(Saved entries)
--------------------
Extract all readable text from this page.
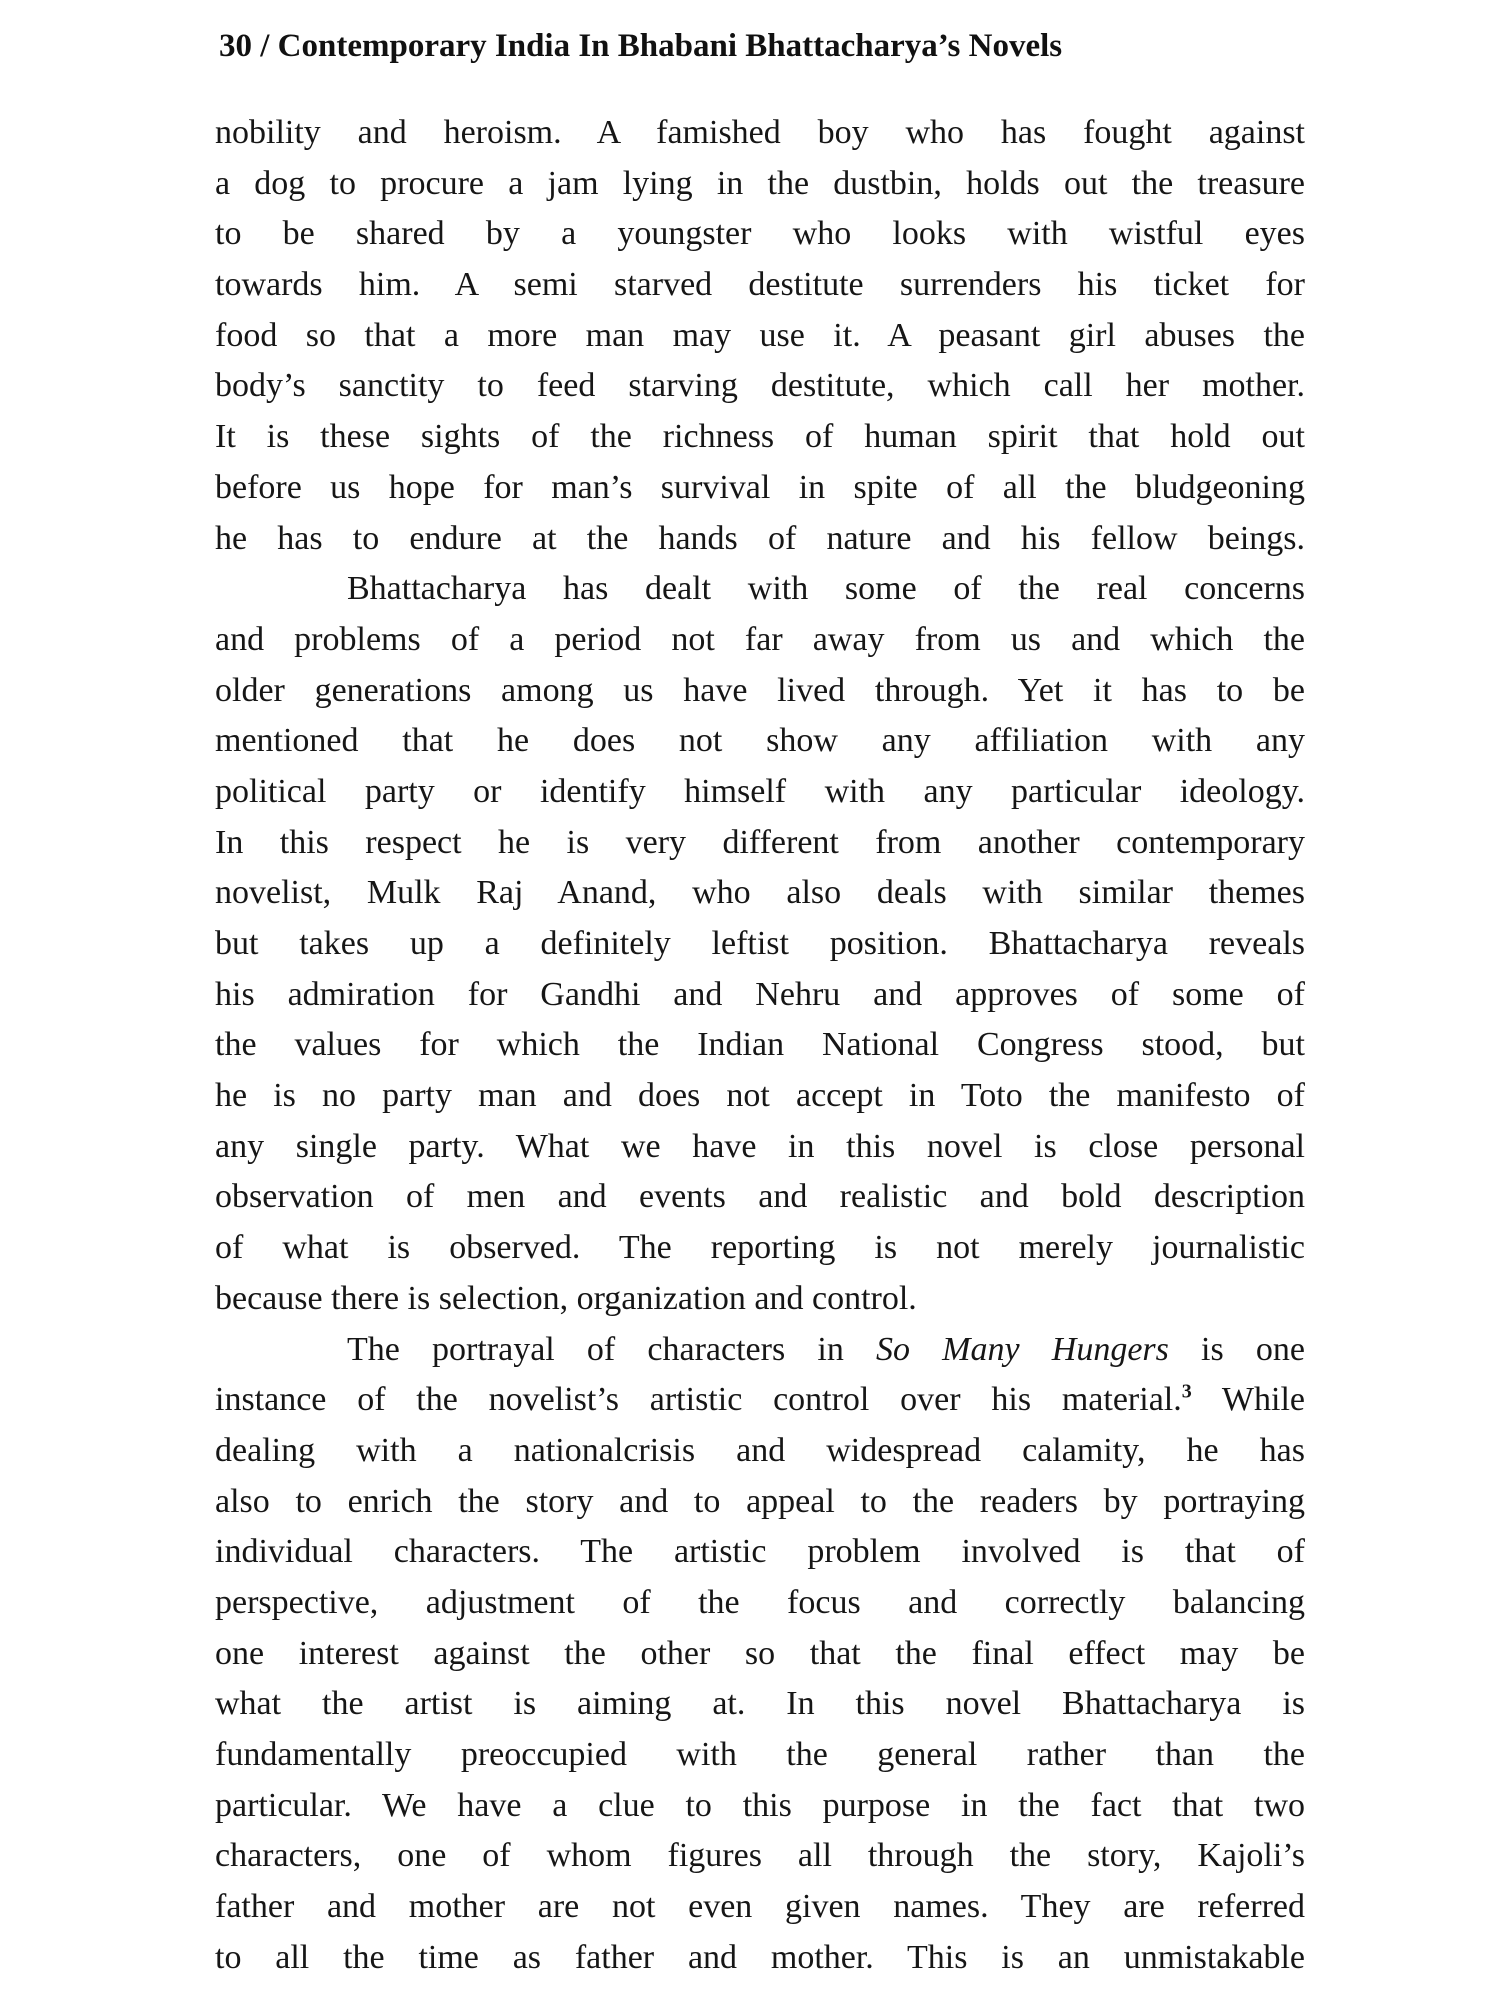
30 / Contemporary India In Bhabani Bhattacharya’s Novels
nobility and heroism. A famished boy who has fought against
a dog to procure a jam lying in the dustbin, holds out the treasure
to be shared by a youngster who looks with wistful eyes
towards him. A semi starved destitute surrenders his ticket for
food so that a more man may use it. A peasant girl abuses the
body’s sanctity to feed starving destitute, which call her mother.
It is these sights of the richness of human spirit that hold out
before us hope for man’s survival in spite of all the bludgeoning
he has to endure at the hands of nature and his fellow beings.
Bhattacharya has dealt with some of the real concerns
and problems of a period not far away from us and which the
older generations among us have lived through. Yet it has to be
mentioned that he does not show any affiliation with any
political party or identify himself with any particular ideology.
In this respect he is very different from another contemporary
novelist, Mulk Raj Anand, who also deals with similar themes
but takes up a definitely leftist position. Bhattacharya reveals
his admiration for Gandhi and Nehru and approves of some of
the values for which the Indian National Congress stood, but
he is no party man and does not accept in Toto the manifesto of
any single party. What we have in this novel is close personal
observation of men and events and realistic and bold description
of what is observed. The reporting is not merely journalistic
because there is selection, organization and control.
The portrayal of characters in So Many Hungers is one
instance of the novelist’s artistic control over his material.$^3$ While
dealing with a nationalcrisis and widespread calamity, he has
also to enrich the story and to appeal to the readers by portraying
individual characters. The artistic problem involved is that of
perspective, adjustment of the focus and correctly balancing
one interest against the other so that the final effect may be
what the artist is aiming at. In this novel Bhattacharya is
fundamentally preoccupied with the general rather than the
particular. We have a clue to this purpose in the fact that two
characters, one of whom figures all through the story, Kajoli’s
father and mother are not even given names. They are referred
to all the time as father and mother. This is an unmistakable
--------------------
• _Your goal_: Exclude the images and reproduce the remaining data exactly.

• _Answer_:
Extract all readable text from this page.
30 / Contemporary India In Bhabani Bhattacharya’s Novels
nobility and heroism. A famished boy who has fought against
a dog to procure a jam lying in the dustbin, holds out the treasure
to be shared by a youngster who looks with wistful eyes
towards him. A semi starved destitute surrenders his ticket for
food so that a more man may use it. A peasant girl abuses the
body’s sanctity to feed starving destitute, which call her mother.
It is these sights of the richness of human spirit that hold out
before us hope for man’s survival in spite of all the bludgeoning
he has to endure at the hands of nature and his fellow beings.
Bhattacharya has dealt with some of the real concerns
and problems of a period not far away from us and which the
older generations among us have lived through. Yet it has to be
mentioned that he does not show any affiliation with any
political party or identify himself with any particular ideology.
In this respect he is very different from another contemporary
novelist, Mulk Raj Anand, who also deals with similar themes
but takes up a definitely leftist position. Bhattacharya reveals
his admiration for Gandhi and Nehru and approves of some of
the values for which the Indian National Congress stood, but
he is no party man and does not accept in Toto the manifesto of
any single party. What we have in this novel is close personal
observation of men and events and realistic and bold description
of what is observed. The reporting is not merely journalistic
because there is selection, organization and control.
The portrayal of characters in So Many Hungers is one
instance of the novelist’s artistic control over his material.$^3$ While
dealing with a nationalcrisis and widespread calamity, he has
also to enrich the story and to appeal to the readers by portraying
individual characters. The artistic problem involved is that of
perspective, adjustment of the focus and correctly balancing
one interest against the other so that the final effect may be
what the artist is aiming at. In this novel Bhattacharya is
fundamentally preoccupied with the general rather than the
particular. We have a clue to this purpose in the fact that two
characters, one of whom figures all through the story, Kajoli’s
father and mother are not even given names. They are referred
to all the time as father and mother. This is an unmistakable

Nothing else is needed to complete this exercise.